**WORK REQUIRED**
Your reply should be a single number: how many lines contain the string "headed".

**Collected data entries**
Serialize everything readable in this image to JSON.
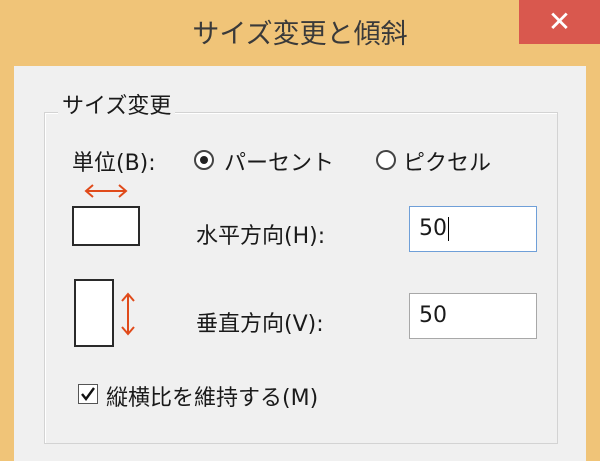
{
  "window": {
    "title": "サイズ変更と傾斜",
    "close_glyph": "✕"
  },
  "resize_group": {
    "label": "サイズ変更",
    "unit_label": "単位(B):",
    "unit_options": [
      {
        "label": "パーセント",
        "selected": true
      },
      {
        "label": "ピクセル",
        "selected": false
      }
    ],
    "horizontal_label": "水平方向(H):",
    "horizontal_value": "50",
    "vertical_label": "垂直方向(V):",
    "vertical_value": "50",
    "keep_aspect_label": "縦横比を維持する(M)",
    "keep_aspect_checked": true
  },
  "icons": {
    "horizontal_arrow": "double-headed-horizontal-arrow-icon",
    "vertical_arrow": "double-headed-vertical-arrow-icon"
  },
  "colors": {
    "titlebar": "#f0c478",
    "close": "#d9584e",
    "arrow": "#e04a1a",
    "focus": "#6f9fd8"
  }
}
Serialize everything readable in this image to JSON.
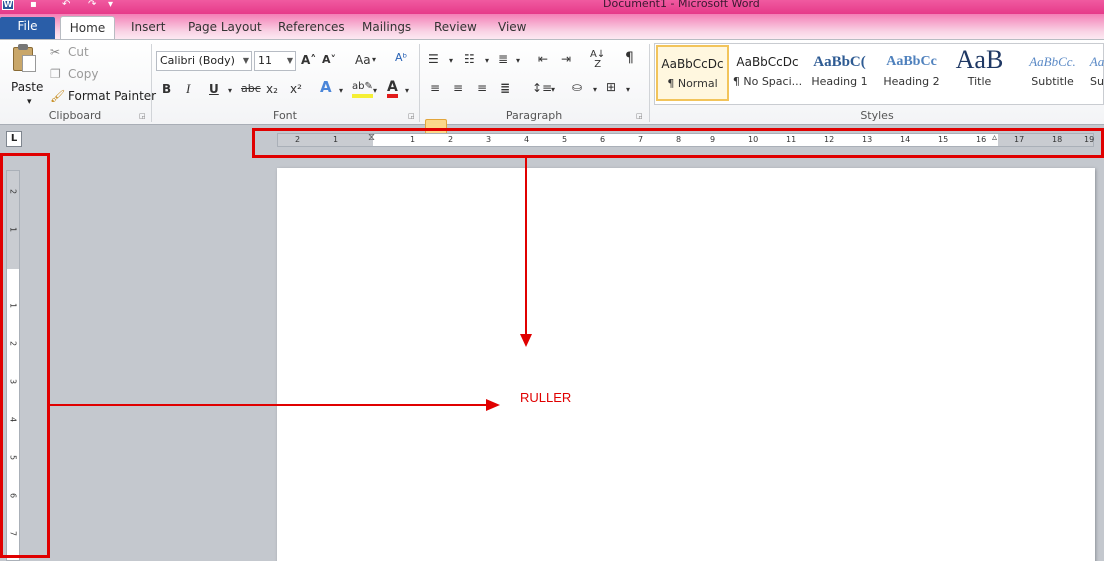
{
  "window": {
    "title": "Document1 - Microsoft Word",
    "app_icon": "W"
  },
  "tabs": [
    "File",
    "Home",
    "Insert",
    "Page Layout",
    "References",
    "Mailings",
    "Review",
    "View"
  ],
  "clipboard": {
    "paste": "Paste",
    "cut": "Cut",
    "copy": "Copy",
    "format_painter": "Format Painter",
    "label": "Clipboard"
  },
  "font": {
    "name": "Calibri (Body)",
    "size": "11",
    "label": "Font",
    "bold": "B",
    "italic": "I",
    "underline": "U",
    "strike": "abc",
    "sub": "x₂",
    "sup": "x²",
    "grow": "A˄",
    "shrink": "A˅",
    "case": "Aa"
  },
  "paragraph": {
    "label": "Paragraph",
    "show_marks": "¶"
  },
  "styles": {
    "label": "Styles",
    "items": [
      {
        "preview": "AaBbCcDc",
        "name": "¶ Normal"
      },
      {
        "preview": "AaBbCcDc",
        "name": "¶ No Spaci..."
      },
      {
        "preview": "AaBbC(",
        "name": "Heading 1"
      },
      {
        "preview": "AaBbCc",
        "name": "Heading 2"
      },
      {
        "preview": "AaB",
        "name": "Title"
      },
      {
        "preview": "AaBbCc.",
        "name": "Subtitle"
      },
      {
        "preview": "Aa",
        "name": "Su"
      }
    ]
  },
  "ruler": {
    "corner": "L",
    "h_ticks": [
      "2",
      "1",
      "1",
      "2",
      "3",
      "4",
      "5",
      "6",
      "7",
      "8",
      "9",
      "10",
      "11",
      "12",
      "13",
      "14",
      "15",
      "16",
      "17",
      "18",
      "19"
    ],
    "v_ticks": [
      "2",
      "1",
      "1",
      "2",
      "3",
      "4",
      "5",
      "6",
      "7"
    ]
  },
  "annotation": {
    "label": "RULLER",
    "color": "#e00000"
  }
}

**COMPLETED TASK**
2